**Task to complete:**
Return only the count of lines in which the word "working" appears.

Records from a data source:
-- BEGIN --

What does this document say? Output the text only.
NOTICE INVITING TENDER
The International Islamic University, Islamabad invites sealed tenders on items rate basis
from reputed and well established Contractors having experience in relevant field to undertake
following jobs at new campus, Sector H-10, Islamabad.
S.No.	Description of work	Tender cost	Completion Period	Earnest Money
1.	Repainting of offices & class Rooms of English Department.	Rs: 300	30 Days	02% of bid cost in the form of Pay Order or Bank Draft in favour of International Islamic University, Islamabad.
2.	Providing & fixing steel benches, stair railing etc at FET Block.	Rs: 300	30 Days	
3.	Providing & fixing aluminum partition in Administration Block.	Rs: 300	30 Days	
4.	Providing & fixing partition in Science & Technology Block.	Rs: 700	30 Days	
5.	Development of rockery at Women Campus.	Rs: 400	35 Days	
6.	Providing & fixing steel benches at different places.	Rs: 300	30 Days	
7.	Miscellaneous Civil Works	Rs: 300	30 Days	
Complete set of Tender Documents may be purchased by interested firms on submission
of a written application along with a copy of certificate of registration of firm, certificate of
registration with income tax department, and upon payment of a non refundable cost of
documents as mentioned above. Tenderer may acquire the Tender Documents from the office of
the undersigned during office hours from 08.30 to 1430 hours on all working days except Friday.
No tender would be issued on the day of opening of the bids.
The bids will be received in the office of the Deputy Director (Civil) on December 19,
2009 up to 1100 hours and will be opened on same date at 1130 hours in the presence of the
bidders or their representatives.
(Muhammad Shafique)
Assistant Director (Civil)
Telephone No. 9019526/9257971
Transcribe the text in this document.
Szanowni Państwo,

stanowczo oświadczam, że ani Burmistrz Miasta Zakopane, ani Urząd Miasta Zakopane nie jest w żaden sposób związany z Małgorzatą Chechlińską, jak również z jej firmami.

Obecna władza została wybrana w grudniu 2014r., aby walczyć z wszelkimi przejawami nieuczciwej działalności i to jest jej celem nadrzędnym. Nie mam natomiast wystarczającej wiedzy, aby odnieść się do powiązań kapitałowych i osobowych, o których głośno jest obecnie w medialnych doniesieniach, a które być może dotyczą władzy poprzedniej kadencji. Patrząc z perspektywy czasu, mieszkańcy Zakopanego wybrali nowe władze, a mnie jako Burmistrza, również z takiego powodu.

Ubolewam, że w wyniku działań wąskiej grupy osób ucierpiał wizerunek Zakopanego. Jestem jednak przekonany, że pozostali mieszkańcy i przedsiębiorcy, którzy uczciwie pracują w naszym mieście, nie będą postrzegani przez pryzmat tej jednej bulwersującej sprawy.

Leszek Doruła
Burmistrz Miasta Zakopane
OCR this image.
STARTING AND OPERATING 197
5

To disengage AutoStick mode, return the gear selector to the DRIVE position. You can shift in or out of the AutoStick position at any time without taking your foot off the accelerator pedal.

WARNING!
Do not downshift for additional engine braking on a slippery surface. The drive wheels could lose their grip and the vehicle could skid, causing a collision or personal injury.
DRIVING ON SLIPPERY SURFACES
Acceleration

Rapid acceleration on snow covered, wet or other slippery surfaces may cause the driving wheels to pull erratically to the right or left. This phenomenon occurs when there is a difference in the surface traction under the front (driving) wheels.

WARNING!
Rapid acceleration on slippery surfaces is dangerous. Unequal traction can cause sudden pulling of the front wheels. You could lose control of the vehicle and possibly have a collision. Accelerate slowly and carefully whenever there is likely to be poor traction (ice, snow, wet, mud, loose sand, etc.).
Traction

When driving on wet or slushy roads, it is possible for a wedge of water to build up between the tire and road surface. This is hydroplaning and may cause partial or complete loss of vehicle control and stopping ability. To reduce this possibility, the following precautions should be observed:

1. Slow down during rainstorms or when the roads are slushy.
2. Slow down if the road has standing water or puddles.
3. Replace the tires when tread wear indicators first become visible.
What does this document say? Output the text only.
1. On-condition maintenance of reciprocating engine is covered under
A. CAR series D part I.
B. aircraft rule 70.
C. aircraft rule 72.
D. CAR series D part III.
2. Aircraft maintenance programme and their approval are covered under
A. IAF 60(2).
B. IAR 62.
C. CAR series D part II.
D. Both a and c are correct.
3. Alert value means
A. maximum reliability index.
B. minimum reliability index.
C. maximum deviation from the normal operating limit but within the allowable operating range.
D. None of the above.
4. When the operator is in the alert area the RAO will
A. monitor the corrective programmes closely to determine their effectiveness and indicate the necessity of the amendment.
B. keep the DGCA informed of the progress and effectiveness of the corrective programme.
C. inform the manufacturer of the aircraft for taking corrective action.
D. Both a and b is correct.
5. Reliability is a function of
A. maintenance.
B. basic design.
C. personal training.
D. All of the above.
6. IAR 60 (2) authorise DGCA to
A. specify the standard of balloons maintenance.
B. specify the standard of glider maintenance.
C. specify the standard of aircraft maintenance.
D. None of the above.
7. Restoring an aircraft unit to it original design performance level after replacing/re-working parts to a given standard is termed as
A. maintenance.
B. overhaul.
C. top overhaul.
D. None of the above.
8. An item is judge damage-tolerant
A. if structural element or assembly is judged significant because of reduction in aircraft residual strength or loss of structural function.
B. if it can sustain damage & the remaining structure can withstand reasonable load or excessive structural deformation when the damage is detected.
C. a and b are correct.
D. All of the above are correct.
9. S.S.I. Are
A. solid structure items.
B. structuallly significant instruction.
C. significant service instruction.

-- END --

**The reply:**
2